= Aim of the exercise =
Review the material line by line. Identify and copy every line that contains the string "description".

= Source records =
+---+

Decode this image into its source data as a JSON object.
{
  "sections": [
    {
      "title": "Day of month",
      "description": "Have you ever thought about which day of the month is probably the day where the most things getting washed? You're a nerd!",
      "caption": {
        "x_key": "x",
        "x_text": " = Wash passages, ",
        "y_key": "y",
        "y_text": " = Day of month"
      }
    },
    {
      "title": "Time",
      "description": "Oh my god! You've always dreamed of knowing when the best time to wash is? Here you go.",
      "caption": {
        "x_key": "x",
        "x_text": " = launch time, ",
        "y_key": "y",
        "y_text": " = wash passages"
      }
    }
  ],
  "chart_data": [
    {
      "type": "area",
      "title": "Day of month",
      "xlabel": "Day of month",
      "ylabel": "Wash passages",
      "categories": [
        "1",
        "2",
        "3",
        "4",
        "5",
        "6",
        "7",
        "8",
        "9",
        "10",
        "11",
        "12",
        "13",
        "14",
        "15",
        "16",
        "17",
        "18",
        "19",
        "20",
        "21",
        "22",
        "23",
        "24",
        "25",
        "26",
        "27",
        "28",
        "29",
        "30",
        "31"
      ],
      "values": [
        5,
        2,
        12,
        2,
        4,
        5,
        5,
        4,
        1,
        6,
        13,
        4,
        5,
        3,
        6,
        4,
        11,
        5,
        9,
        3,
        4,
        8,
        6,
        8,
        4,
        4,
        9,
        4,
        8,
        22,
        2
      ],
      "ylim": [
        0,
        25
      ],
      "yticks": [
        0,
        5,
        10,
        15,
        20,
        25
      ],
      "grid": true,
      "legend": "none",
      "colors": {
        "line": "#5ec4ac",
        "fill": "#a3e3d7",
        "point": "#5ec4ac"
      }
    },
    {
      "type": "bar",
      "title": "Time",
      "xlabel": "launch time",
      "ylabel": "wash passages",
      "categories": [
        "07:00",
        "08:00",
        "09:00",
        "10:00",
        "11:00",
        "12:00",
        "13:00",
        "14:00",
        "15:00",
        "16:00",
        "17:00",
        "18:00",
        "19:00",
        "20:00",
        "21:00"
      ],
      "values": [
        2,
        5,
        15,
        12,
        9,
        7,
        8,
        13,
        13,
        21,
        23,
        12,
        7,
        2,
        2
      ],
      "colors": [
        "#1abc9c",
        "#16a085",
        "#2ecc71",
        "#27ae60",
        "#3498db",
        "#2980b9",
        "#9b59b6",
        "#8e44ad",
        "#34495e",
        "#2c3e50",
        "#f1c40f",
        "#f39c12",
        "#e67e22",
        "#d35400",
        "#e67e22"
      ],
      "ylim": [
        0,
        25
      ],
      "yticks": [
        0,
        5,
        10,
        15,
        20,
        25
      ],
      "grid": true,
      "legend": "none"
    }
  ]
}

+---+

= Output for this task =
      "description": "Have you ever thought about which day of the month is probably the day where the most things getting washed? You're a nerd!",
      "description": "Oh my god! You've always dreamed of knowing when the best time to wash is? Here you go.",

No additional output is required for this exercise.